DATA IN THIS EXERCISE ->
- - -

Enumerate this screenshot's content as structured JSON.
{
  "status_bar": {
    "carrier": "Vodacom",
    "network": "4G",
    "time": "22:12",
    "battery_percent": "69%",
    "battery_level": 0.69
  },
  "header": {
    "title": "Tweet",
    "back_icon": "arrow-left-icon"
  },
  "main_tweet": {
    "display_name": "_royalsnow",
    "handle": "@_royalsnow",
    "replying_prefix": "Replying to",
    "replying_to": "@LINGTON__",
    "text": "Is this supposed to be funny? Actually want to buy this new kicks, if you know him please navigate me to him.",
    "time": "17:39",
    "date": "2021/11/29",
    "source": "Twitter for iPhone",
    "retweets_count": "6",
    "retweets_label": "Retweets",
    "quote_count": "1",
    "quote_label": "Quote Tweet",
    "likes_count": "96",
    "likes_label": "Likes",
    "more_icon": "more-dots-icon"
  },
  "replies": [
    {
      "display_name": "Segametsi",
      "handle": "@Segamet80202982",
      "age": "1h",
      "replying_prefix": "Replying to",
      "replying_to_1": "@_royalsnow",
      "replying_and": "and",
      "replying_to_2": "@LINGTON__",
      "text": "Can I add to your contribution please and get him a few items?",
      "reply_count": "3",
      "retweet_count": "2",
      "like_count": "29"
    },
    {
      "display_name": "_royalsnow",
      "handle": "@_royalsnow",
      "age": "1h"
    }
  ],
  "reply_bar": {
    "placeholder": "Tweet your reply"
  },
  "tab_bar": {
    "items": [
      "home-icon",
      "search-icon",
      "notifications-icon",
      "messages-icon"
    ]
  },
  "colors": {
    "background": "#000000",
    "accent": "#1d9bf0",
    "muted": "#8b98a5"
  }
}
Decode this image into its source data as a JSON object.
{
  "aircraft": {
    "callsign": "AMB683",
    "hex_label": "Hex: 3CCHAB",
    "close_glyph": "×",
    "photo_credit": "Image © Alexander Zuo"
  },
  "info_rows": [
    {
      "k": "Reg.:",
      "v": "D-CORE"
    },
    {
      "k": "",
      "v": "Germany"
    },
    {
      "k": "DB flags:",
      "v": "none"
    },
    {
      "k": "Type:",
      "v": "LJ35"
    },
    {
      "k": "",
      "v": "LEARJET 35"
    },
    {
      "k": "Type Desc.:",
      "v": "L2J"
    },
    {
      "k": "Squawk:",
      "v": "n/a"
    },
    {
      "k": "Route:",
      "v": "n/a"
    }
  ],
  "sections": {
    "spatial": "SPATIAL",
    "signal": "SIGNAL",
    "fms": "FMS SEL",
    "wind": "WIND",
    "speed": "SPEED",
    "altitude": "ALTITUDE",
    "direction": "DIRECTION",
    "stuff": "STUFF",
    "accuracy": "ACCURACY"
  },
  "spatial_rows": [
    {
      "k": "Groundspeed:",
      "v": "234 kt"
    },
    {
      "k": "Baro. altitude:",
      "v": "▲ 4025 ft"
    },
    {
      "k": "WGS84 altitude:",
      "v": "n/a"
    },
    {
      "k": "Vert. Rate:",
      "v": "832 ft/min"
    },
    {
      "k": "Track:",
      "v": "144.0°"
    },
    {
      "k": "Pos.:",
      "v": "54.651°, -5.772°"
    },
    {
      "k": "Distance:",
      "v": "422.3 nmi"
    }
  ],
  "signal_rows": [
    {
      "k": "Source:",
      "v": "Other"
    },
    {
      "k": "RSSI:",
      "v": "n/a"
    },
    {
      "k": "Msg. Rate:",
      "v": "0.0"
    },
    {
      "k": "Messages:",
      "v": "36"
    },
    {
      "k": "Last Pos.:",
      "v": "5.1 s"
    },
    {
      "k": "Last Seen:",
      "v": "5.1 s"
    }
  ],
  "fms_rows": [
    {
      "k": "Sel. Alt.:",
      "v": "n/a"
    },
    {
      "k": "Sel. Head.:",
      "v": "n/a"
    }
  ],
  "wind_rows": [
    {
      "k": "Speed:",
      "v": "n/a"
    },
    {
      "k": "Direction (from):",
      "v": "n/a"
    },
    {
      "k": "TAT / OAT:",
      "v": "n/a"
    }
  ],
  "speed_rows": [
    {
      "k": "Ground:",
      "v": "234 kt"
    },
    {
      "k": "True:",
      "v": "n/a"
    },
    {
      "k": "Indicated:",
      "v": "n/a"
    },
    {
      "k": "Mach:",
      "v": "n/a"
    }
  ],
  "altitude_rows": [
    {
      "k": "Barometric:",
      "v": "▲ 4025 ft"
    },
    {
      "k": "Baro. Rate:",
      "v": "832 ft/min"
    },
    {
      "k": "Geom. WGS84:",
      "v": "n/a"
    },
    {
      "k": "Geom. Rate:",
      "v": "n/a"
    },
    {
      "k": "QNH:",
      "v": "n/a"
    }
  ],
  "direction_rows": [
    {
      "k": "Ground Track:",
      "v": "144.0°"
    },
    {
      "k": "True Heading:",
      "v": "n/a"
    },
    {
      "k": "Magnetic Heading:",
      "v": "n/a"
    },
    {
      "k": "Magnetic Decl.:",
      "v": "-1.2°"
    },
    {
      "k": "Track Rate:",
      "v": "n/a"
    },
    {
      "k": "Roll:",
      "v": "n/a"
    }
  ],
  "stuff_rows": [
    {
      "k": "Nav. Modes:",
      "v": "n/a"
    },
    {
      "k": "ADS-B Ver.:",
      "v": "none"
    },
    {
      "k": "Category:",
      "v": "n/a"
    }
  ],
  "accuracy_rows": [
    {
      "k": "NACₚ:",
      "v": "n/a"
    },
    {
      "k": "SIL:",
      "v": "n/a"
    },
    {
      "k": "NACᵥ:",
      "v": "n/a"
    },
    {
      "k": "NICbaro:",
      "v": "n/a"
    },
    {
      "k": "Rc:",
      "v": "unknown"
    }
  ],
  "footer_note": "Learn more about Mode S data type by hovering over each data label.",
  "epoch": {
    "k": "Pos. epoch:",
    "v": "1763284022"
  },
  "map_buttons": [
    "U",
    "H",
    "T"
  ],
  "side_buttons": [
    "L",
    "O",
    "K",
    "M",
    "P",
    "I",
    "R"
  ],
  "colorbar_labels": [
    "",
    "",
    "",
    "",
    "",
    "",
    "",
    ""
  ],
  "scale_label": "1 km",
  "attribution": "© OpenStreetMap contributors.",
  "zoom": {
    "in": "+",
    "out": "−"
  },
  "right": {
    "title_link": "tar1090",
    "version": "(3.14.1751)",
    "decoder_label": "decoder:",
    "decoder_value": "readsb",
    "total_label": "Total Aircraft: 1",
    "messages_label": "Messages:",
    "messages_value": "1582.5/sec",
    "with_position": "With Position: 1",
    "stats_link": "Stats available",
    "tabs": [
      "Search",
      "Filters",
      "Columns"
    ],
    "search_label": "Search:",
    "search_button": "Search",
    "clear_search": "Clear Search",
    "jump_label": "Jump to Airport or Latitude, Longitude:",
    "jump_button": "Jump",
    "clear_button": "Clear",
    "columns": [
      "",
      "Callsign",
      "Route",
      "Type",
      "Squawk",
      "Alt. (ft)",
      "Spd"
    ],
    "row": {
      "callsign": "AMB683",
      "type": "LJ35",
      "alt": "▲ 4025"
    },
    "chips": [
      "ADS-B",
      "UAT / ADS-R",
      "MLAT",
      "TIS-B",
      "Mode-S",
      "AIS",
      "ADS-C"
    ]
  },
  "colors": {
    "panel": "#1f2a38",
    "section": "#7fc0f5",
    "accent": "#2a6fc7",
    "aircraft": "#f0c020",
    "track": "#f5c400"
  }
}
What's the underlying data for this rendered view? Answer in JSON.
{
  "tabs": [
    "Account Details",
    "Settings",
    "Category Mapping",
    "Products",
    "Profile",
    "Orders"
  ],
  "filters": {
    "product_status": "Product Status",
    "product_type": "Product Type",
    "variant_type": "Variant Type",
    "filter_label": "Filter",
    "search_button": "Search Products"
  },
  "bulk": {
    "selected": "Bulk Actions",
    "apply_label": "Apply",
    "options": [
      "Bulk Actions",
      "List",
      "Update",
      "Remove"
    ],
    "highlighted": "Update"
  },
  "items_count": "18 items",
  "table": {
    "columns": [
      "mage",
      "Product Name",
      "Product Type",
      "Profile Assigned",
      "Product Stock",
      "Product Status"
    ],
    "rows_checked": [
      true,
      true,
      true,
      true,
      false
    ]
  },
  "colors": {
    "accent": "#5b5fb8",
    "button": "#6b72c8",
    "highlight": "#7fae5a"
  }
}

- - -

TASK DETAILS ->
Looking at the entries above, how many lines contain the word "items"? Answer with the number alone.

ANSWER ->
3